----- 文章节选

11.3.5 singledispatch

函数重载(单分派):

from functools import singledispatch

@singledispatch
def process(data):
    print(f"处理数据: {data}")

@process.register(int)
def process_int(data):
    print(f"处理整数: {data * 2}")

@process.register(str)
def process_str(data):
    print(f"处理字符串: {data.upper()}")

@process.register(list)
def process_list(data):
    print(f"处理列表: {len(data)} 项")

# 使用
process(42)      # 处理整数: 84
process("hello")  # 处理字符串: HELLO
process([1, 2, 3])  # 处理列表: 3 项

11.4 itertools 模块

11.4.1 无限迭代器

import itertools

# count(start, step) - 无限计数器
for i in itertools.count(10, 2):
    if i > 20:
        break
    print(i, end=" ")  # 10 12 14 16 18 20

# cycle(iterable) - 无限循环
colors = itertools.cycle(["red", "green", "blue"])
for _ in range(5):
    print(next(colors), end=" ")  # red green blue red green

# repeat(elem, n) - 重复
for _ in range(3):
    print(next(itertools.repeat(5)))  # 5 5 5

11.4.2 有限迭代器

import itertools

# accumulate - 累积
result = list(itertools.accumulate([1, 2, 3, 4, 5]))
print(result)  # [1, 3, 6, 10, 15]

# 自定义累积函数
import operator
result = list(itertools.accumulate([1, 2, 3, 4, 5], operator.mul))
print(result)  # [1, 2, 6, 24, 120]

# chain - 连接
result = list(itertools.chain([1, 2], [3, 4], [5]))
print(result)  # [1, 2, 3, 4, 5]

# chain.from_iterable - 扁平化
result = list(itertools.chain.from_iterable([[1, 2], [3, 4], [5]]))
print(result)  # [1, 2, 3, 4, 5]

# compress - 过滤
result = list(itertools.compress("ABCDEF", [1, 0, 1, 0, 1, 1]))
print(result)  # ['A', 'C', 'E', 'F']

# dropwhile, takewhile
result = list(itertools.dropwhile(lambda x: x < 3, [1, 2, 3, 4, 5]))
print(result)  # [3, 4, 5]

result = list(itertools.takewhile(lambda x: x < 3, [1, 2, 3, 4, 5]))
print(result)  # [1, 2]

# filterfalse
result = list(itertools.filterfalse(lambda x: x % 2 == 0, [1, 2, 3, 4, 5]))

----------
----- 条目列表

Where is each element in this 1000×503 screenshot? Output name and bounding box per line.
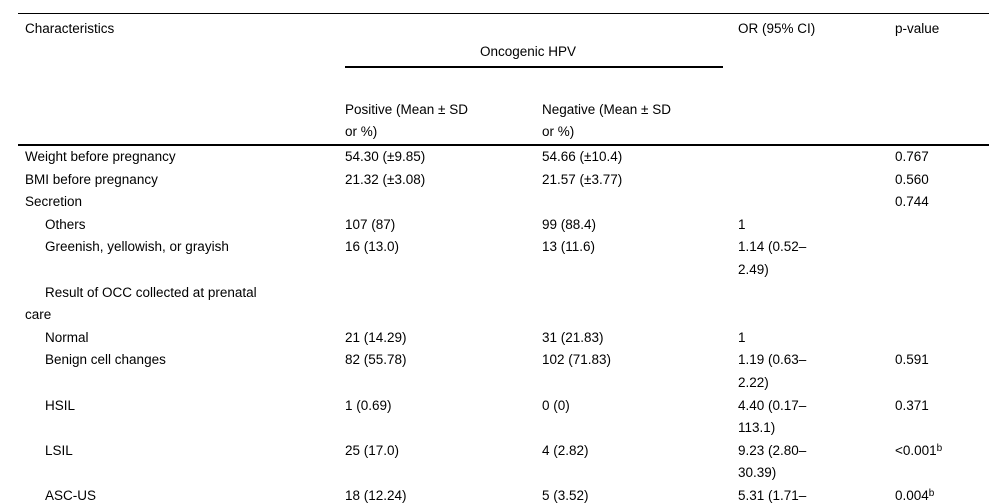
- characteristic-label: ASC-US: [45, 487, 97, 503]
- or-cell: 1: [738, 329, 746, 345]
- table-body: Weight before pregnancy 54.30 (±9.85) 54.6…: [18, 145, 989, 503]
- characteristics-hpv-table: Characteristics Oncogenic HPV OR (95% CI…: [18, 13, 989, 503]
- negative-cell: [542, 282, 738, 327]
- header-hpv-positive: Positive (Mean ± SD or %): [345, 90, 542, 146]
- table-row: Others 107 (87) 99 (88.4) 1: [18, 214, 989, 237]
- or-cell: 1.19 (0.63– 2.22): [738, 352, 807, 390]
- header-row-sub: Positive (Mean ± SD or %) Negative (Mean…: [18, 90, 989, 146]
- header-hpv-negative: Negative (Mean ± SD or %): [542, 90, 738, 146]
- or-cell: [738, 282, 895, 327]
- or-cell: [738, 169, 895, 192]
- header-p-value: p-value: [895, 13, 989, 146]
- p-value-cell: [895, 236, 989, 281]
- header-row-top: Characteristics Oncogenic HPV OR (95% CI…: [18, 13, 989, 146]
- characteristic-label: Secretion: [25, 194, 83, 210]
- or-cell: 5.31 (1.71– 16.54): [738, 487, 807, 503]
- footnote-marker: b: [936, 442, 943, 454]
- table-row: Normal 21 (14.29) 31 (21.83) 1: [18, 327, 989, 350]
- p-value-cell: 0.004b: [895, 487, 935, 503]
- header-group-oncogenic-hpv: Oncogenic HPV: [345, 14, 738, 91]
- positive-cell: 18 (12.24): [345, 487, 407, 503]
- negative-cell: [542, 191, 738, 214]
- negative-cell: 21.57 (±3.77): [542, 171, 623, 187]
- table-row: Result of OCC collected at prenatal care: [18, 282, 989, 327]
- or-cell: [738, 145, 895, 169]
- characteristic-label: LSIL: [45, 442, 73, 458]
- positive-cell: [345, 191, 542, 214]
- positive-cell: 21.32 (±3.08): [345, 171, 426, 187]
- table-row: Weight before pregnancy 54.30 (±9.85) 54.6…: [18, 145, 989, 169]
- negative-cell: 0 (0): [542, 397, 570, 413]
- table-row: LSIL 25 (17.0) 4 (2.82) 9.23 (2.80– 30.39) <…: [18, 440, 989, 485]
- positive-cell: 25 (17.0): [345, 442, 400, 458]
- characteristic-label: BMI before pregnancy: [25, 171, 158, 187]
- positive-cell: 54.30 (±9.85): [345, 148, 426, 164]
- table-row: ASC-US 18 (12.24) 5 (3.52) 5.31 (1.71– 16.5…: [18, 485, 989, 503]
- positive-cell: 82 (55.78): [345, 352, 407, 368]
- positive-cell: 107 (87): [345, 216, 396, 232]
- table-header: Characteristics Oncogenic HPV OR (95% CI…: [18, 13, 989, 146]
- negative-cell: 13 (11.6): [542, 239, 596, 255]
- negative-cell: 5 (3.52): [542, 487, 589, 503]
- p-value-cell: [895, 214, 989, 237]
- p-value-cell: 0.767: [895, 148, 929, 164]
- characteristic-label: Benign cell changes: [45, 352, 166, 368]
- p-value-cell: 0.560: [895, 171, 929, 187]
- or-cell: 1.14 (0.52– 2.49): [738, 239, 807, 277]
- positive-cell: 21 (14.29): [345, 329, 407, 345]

----------

§ **你的任务**
把文章节选里从“# accumulate - 累积”开始、到“4, 5], operator.mul))”结束的那段一字不改地引出来，两头的字都要带上。

§ **完成结果**
# accumulate - 累积
result = list(itertools.accumulate([1, 2, 3, 4, 5]))
print(result)  # [1, 3, 6, 10, 15]

# 自定义累积函数
import operator
result = list(itertools.accumulate([1, 2, 3, 4, 5], operator.mul))